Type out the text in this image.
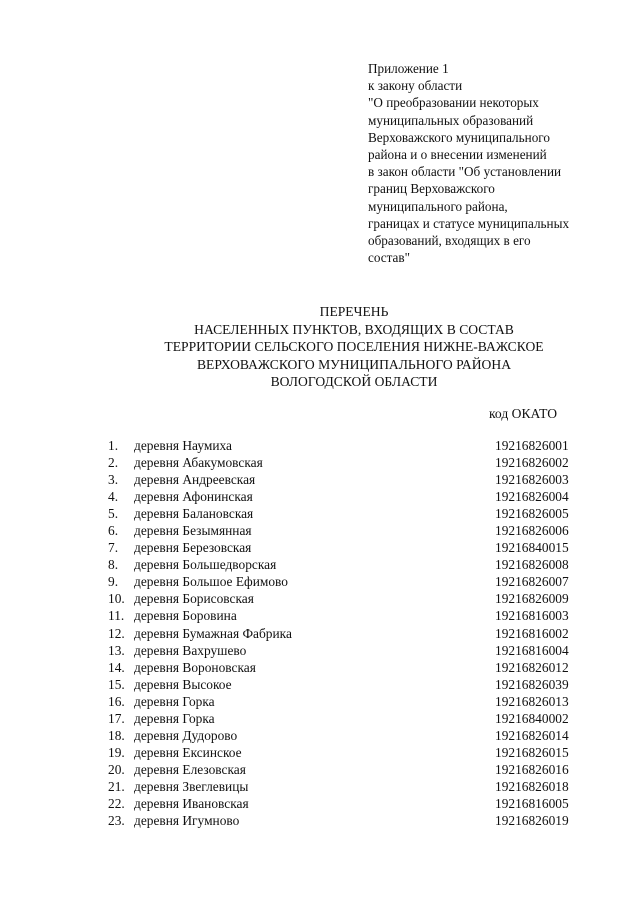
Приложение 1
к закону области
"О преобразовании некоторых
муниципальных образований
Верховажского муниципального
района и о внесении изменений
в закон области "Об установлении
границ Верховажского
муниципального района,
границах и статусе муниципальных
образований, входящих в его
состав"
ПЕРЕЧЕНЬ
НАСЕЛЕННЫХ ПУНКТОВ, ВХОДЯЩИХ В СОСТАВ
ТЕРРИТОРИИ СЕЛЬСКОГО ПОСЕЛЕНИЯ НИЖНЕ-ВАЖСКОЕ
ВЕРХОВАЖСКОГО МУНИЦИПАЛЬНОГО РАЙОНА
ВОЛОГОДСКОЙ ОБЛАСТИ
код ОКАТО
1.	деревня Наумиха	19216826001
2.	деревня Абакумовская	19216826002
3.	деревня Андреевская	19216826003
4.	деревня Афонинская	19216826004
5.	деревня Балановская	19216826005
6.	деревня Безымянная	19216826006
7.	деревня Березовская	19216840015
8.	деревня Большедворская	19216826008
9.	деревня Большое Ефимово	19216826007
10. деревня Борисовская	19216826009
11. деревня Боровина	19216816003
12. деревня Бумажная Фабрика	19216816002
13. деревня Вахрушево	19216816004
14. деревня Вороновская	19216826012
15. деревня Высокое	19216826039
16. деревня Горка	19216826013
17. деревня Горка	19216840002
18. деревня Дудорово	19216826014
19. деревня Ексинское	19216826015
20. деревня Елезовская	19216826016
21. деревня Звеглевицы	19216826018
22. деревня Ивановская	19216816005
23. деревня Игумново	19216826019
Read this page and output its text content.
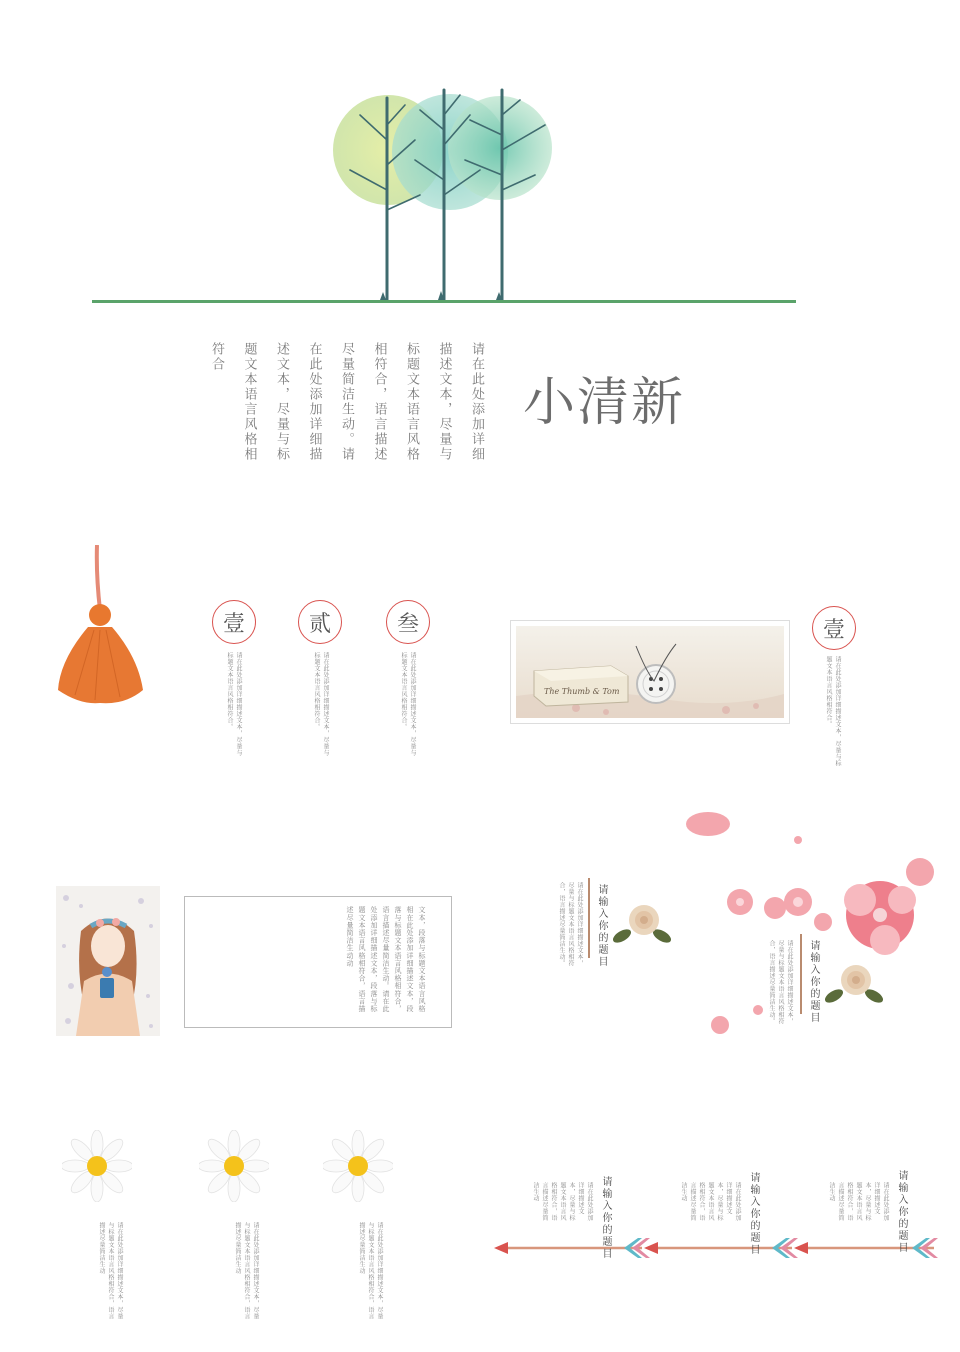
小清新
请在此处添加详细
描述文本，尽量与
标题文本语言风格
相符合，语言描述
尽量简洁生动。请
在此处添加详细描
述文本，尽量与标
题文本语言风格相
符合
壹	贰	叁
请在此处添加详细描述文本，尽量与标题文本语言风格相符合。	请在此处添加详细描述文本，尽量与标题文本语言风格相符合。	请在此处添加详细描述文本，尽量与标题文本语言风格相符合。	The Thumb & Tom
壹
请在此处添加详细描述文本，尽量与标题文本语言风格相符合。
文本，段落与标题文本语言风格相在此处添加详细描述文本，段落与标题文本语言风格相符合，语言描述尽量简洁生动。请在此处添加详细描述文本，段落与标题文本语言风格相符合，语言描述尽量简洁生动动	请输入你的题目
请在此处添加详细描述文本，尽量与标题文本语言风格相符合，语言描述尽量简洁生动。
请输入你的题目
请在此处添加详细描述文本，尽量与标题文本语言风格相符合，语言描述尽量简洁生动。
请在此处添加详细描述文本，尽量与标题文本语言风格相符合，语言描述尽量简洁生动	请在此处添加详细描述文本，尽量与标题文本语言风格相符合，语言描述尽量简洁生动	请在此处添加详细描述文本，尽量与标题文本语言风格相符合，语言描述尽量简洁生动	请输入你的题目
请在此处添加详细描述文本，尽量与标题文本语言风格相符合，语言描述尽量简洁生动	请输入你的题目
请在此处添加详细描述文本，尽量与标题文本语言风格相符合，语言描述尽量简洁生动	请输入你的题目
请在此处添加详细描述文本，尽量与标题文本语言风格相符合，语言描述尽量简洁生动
────────────────────────────────────────
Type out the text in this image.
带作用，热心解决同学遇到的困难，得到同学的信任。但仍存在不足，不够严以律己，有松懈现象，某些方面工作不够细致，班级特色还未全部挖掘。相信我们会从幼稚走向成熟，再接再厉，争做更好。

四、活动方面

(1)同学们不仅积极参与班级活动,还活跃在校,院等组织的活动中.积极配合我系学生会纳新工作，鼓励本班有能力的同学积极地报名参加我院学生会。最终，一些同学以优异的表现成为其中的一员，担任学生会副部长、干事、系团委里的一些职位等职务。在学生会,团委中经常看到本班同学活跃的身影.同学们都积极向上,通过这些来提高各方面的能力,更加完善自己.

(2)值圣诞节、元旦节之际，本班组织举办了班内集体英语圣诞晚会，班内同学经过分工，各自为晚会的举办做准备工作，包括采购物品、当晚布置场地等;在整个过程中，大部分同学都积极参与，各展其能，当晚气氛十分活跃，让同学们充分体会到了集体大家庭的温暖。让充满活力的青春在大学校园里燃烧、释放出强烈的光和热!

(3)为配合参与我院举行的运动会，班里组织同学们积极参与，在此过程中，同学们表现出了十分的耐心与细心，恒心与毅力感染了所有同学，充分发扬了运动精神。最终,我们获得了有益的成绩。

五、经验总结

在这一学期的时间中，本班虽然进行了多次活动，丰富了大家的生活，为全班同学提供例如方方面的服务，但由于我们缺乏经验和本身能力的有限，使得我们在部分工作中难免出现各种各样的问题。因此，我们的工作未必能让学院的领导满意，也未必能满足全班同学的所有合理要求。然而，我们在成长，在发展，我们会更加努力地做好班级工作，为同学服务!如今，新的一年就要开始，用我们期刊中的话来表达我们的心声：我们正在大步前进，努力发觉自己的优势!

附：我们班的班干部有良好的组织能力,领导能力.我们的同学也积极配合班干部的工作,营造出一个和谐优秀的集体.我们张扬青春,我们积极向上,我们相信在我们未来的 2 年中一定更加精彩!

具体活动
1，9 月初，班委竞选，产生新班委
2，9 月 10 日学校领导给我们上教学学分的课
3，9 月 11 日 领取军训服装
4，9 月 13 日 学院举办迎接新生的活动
────────────────────────────────────────
#### [Exercise details]
Using the records above, list each line that includes "语言描述尽量简洁生动".

#### [Exercise answer]
文本，段落与标题文本语言风格相在此处添加详细描述文本，段落与标题文本语言风格相符合，语言描述尽量简洁生动。请在此处添加详细描述文本，段落与标题文本语言风格相符合，语言描述尽量简洁生动动	请输入你的题目
请在此处添加详细描述文本，尽量与标题文本语言风格相符合，语言描述尽量简洁生动。
请在此处添加详细描述文本，尽量与标题文本语言风格相符合，语言描述尽量简洁生动。
请在此处添加详细描述文本，尽量与标题文本语言风格相符合，语言描述尽量简洁生动	请在此处添加详细描述文本，尽量与标题文本语言风格相符合，语言描述尽量简洁生动	请在此处添加详细描述文本，尽量与标题文本语言风格相符合，语言描述尽量简洁生动	请输入你的题目
请在此处添加详细描述文本，尽量与标题文本语言风格相符合，语言描述尽量简洁生动	请输入你的题目
请在此处添加详细描述文本，尽量与标题文本语言风格相符合，语言描述尽量简洁生动	请输入你的题目
请在此处添加详细描述文本，尽量与标题文本语言风格相符合，语言描述尽量简洁生动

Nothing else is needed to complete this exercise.